# To do
In the listing below, find every line containing "xlabel" and copy it out.
*** Supplied records
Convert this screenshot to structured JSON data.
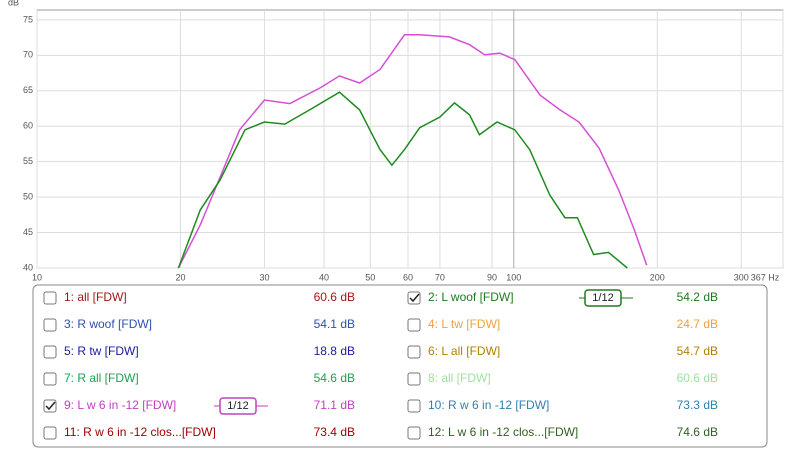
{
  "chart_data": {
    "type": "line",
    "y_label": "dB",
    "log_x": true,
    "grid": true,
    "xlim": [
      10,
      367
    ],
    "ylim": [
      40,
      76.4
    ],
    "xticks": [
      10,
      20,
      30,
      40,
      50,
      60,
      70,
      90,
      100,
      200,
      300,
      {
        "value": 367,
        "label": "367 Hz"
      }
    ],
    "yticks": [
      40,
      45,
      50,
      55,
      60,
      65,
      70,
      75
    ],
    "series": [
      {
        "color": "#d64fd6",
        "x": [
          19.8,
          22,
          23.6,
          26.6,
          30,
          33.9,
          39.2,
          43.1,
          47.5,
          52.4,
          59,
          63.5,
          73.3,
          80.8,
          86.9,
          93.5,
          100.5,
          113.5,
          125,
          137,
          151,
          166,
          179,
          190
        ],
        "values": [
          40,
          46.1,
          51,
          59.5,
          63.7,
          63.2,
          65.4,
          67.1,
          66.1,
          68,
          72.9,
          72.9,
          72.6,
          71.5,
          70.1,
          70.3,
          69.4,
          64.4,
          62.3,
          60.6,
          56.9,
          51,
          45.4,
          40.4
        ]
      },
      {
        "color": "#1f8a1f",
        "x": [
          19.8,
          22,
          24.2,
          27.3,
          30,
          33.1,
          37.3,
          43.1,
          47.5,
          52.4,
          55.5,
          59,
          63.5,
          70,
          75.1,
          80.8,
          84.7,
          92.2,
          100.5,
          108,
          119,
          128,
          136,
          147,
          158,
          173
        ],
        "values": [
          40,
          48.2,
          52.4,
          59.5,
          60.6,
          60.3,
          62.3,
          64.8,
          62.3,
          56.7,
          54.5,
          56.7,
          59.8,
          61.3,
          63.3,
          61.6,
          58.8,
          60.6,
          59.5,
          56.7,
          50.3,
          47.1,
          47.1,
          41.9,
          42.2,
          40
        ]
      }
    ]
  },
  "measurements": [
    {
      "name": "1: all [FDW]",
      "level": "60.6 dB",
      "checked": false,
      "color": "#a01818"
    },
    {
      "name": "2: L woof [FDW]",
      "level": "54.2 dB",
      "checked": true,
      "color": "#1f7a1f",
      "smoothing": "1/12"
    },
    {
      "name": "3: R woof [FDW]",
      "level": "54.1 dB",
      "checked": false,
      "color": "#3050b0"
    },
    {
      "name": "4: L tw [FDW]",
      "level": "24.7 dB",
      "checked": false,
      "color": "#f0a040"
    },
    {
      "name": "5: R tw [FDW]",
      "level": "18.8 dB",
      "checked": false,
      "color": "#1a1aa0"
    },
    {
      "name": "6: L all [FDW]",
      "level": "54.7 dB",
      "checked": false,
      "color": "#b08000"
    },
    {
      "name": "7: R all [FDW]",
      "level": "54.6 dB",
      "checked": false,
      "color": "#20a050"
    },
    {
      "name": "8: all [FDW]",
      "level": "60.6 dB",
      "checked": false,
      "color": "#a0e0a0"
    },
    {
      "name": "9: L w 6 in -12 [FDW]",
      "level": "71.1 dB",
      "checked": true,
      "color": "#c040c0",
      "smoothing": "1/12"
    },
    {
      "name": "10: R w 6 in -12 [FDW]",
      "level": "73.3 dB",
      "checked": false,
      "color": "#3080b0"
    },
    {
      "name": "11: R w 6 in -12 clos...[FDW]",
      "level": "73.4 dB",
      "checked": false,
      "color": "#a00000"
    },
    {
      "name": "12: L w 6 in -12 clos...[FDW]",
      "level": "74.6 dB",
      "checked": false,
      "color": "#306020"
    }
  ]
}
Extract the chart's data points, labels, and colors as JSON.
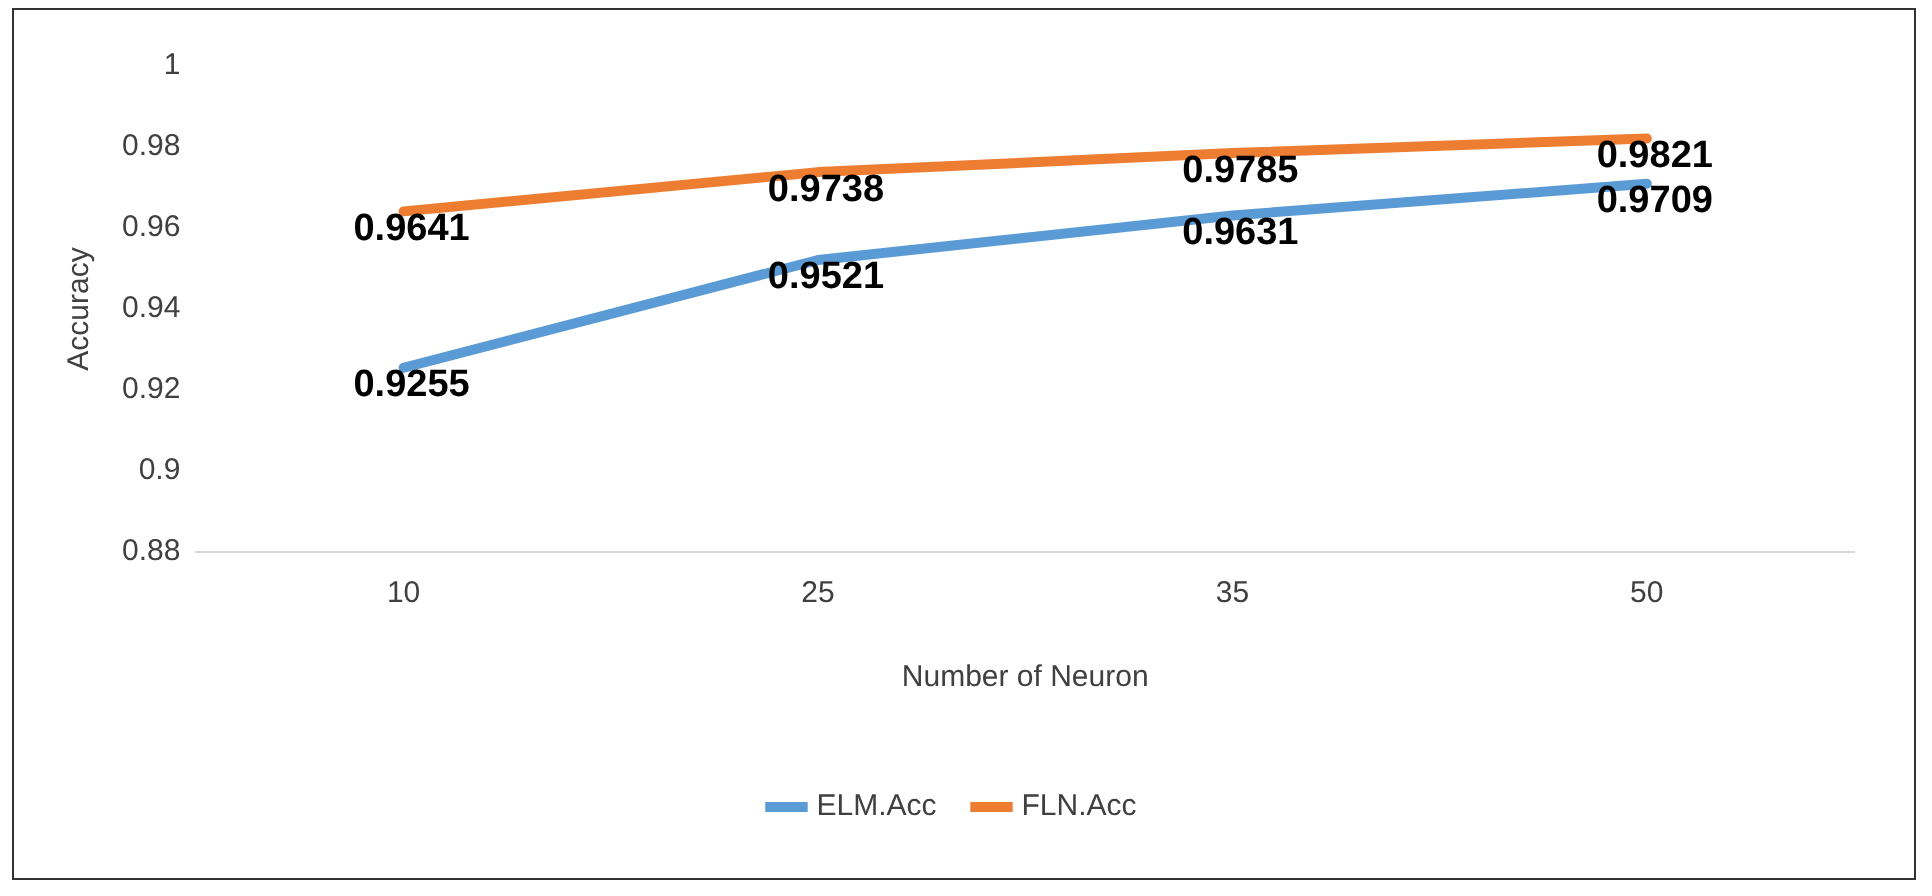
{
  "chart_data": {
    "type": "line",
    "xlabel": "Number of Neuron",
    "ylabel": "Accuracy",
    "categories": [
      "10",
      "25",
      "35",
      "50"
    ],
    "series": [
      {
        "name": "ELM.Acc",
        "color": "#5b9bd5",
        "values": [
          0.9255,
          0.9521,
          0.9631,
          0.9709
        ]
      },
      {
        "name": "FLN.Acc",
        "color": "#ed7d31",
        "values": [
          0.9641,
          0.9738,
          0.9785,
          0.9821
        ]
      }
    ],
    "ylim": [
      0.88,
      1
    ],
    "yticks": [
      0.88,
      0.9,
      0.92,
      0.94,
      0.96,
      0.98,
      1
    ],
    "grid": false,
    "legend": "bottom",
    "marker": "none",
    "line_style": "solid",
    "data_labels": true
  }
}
******
*** Supplied records
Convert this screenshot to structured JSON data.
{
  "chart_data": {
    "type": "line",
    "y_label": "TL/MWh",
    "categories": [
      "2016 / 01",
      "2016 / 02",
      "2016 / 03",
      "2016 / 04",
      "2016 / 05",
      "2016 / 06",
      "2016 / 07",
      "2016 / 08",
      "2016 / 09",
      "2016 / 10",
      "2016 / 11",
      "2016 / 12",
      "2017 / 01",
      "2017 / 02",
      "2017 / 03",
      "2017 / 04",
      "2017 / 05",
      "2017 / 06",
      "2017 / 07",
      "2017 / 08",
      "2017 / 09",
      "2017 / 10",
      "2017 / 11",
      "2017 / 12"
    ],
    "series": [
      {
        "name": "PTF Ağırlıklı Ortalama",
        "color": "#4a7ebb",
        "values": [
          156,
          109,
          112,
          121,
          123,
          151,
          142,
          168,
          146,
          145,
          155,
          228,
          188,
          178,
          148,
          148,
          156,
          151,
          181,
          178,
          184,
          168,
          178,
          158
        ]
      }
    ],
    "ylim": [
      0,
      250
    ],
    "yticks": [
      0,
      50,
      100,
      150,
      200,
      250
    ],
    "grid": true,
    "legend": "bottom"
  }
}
******
*** Supplied records
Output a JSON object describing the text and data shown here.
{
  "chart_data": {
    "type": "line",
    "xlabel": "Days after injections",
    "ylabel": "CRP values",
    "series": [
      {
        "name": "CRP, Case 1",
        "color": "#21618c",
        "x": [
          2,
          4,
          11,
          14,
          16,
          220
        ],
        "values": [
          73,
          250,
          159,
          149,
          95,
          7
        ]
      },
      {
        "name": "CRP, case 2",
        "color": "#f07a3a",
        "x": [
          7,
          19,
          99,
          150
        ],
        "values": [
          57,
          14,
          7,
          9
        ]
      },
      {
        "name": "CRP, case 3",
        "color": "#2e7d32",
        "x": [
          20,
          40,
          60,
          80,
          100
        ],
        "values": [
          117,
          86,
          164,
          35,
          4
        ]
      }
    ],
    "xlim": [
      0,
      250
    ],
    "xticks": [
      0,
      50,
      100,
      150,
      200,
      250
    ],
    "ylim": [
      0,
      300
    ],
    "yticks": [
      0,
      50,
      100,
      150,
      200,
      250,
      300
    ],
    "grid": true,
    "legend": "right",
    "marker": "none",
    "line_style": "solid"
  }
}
******
# The completed task
    "xlabel": "Number of Neuron",
    "xlabel": "Days after injections",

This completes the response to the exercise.